The lines wanted are those in the data below that include "Hochhäusern".

##### DATA FOR ANALYSIS

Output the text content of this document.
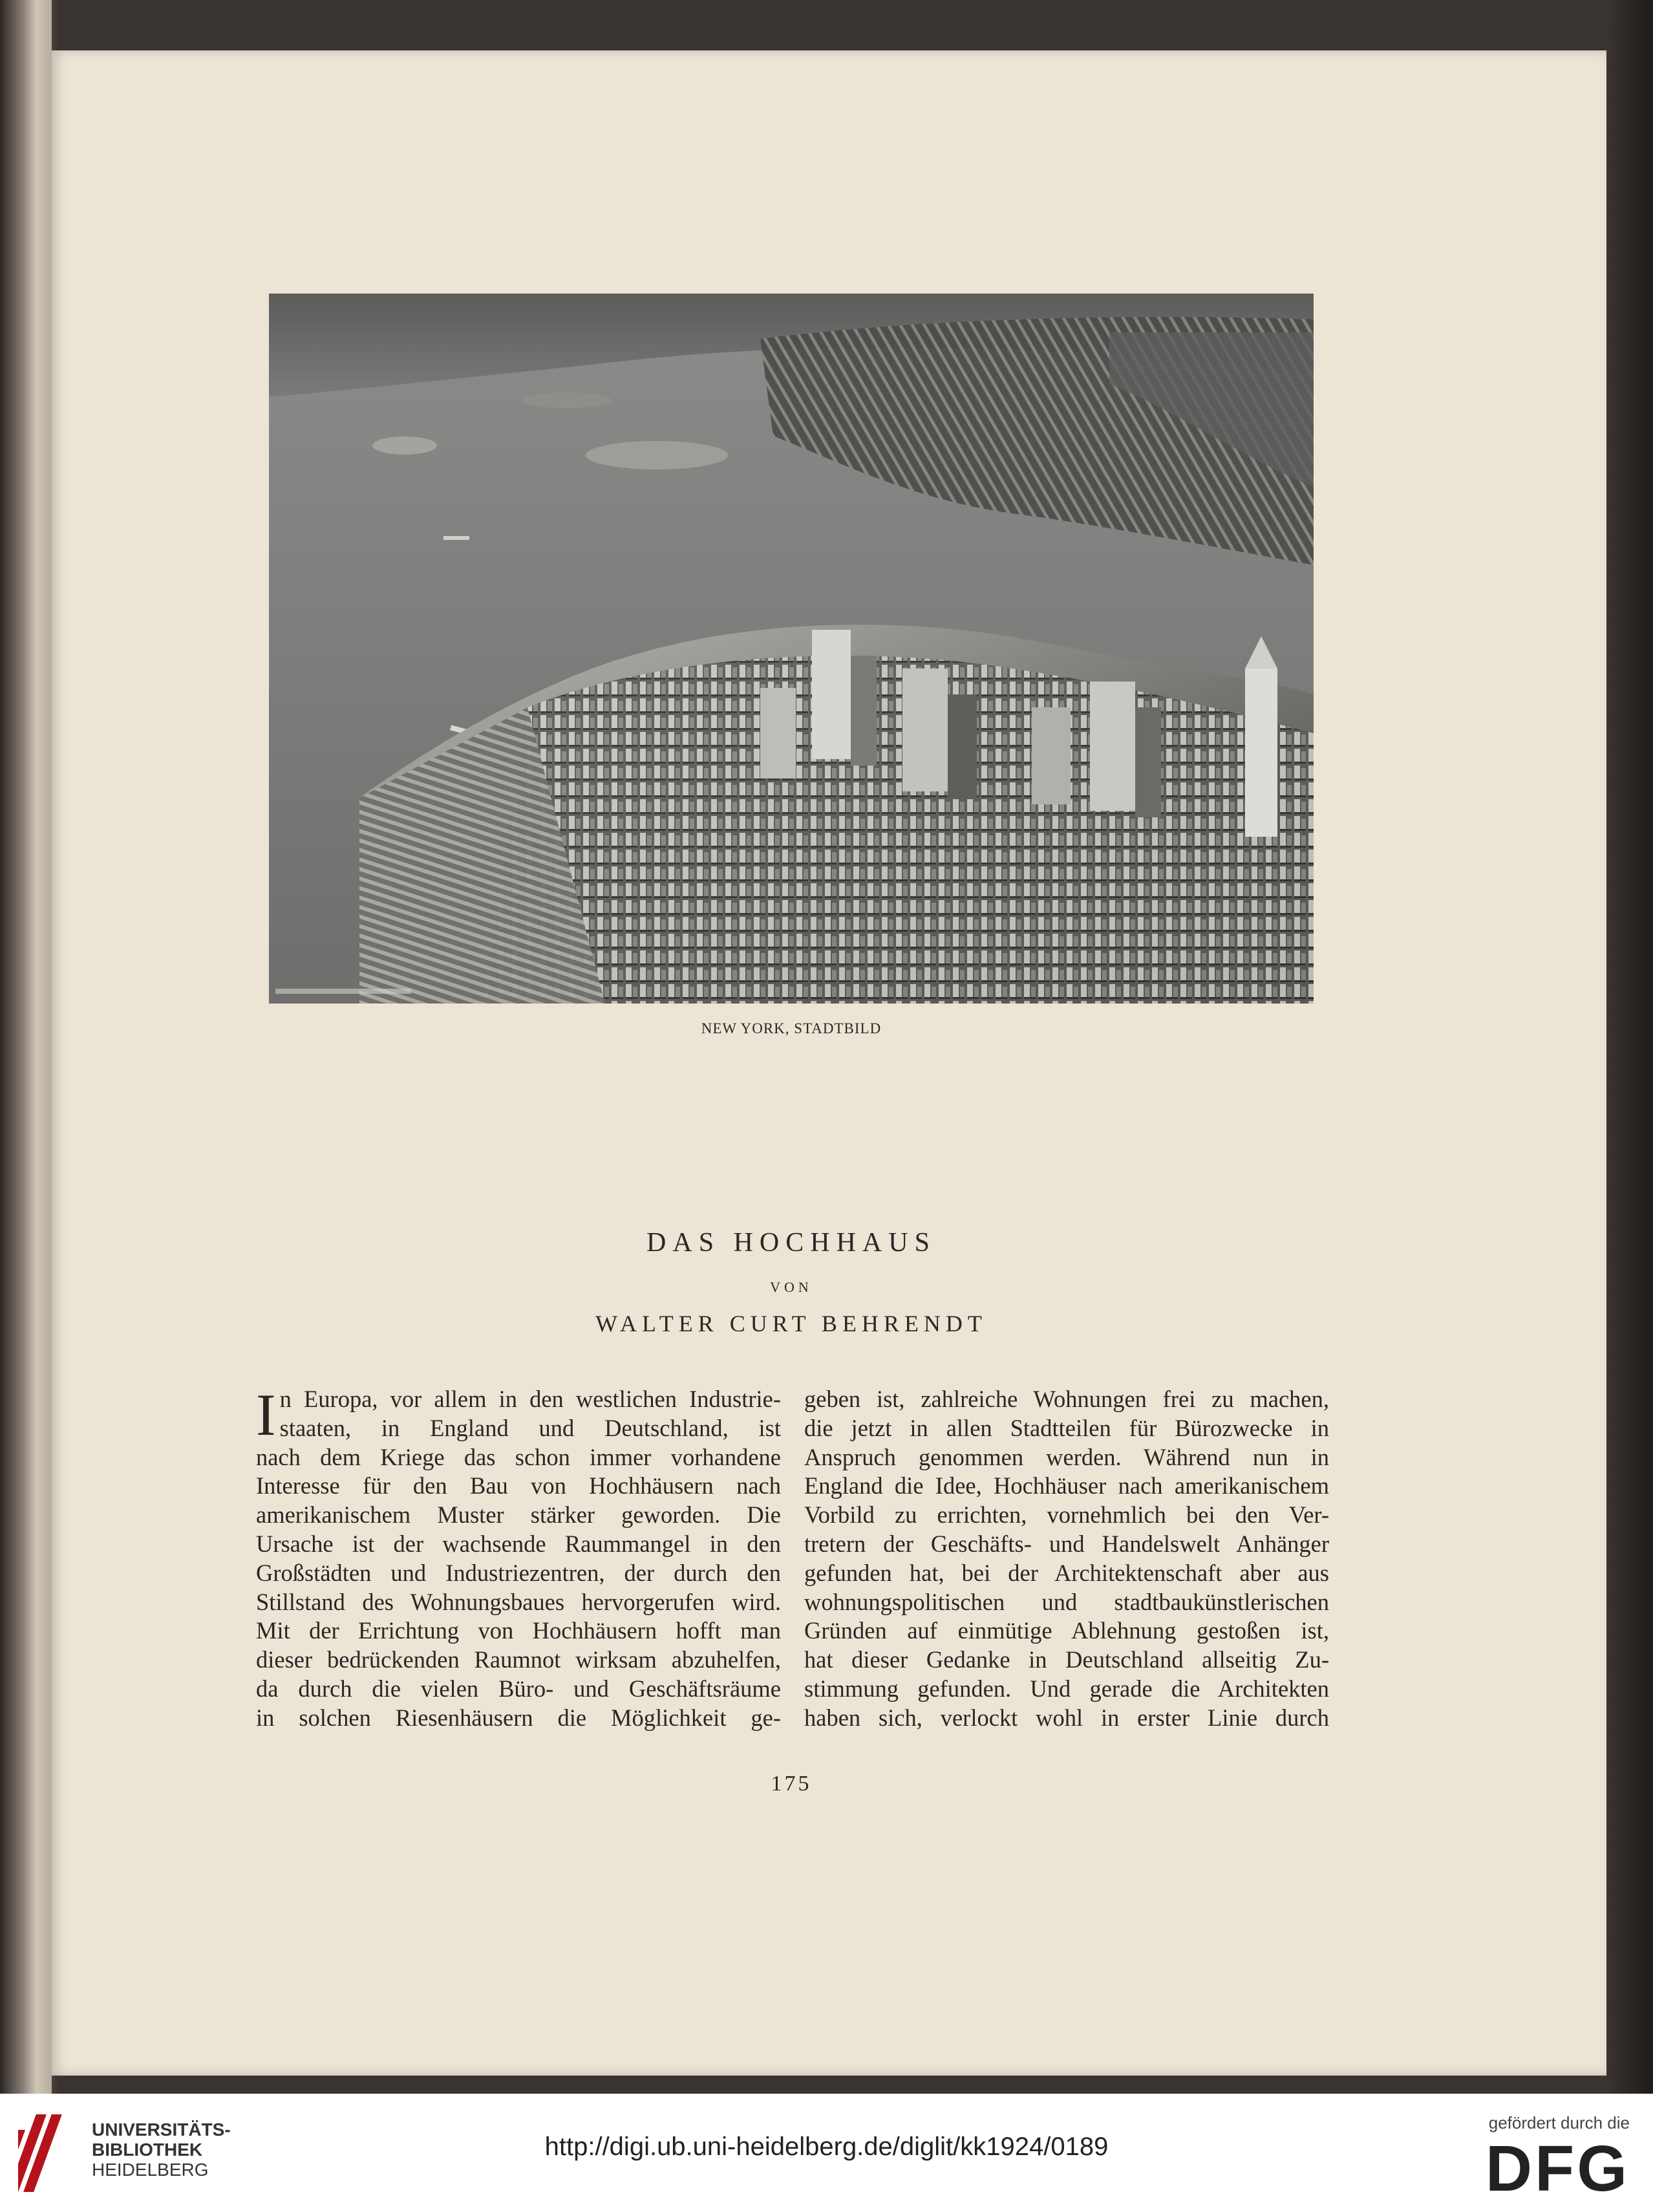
NEW YORK, STADTBILD
DAS HOCHHAUS
VON
WALTER CURT BEHRENDT
I n Europa, vor allem in den westlichen Industrie-
staaten, in England und Deutschland, ist
nach dem Kriege das schon immer vorhandene
Interesse für den Bau von Hochhäusern nach
amerikanischem Muster stärker geworden. Die
Ursache ist der wachsende Raummangel in den
Großstädten und Industriezentren, der durch den
Stillstand des Wohnungsbaues hervorgerufen wird.
Mit der Errichtung von Hochhäusern hofft man
dieser bedrückenden Raumnot wirksam abzuhelfen,
da durch die vielen Büro- und Geschäftsräume
in solchen Riesenhäusern die Möglichkeit ge-
geben ist, zahlreiche Wohnungen frei zu machen,
die jetzt in allen Stadtteilen für Bürozwecke in
Anspruch genommen werden. Während nun in
England die Idee, Hochhäuser nach amerikanischem
Vorbild zu errichten, vornehmlich bei den Ver-
tretern der Geschäfts- und Handelswelt Anhänger
gefunden hat, bei der Architektenschaft aber aus
wohnungspolitischen und stadtbaukünstlerischen
Gründen auf einmütige Ablehnung gestoßen ist,
hat dieser Gedanke in Deutschland allseitig Zu-
stimmung gefunden. Und gerade die Architekten
haben sich, verlockt wohl in erster Linie durch
175
UNIVERSITÄTS-
BIBLIOTHEK
HEIDELBERG
http://digi.ub.uni-heidelberg.de/diglit/kk1924/0189
gefördert durch die
DFG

##########

* RESPONSE AREA
Interesse für den Bau von Hochhäusern nach
Mit der Errichtung von Hochhäusern hofft man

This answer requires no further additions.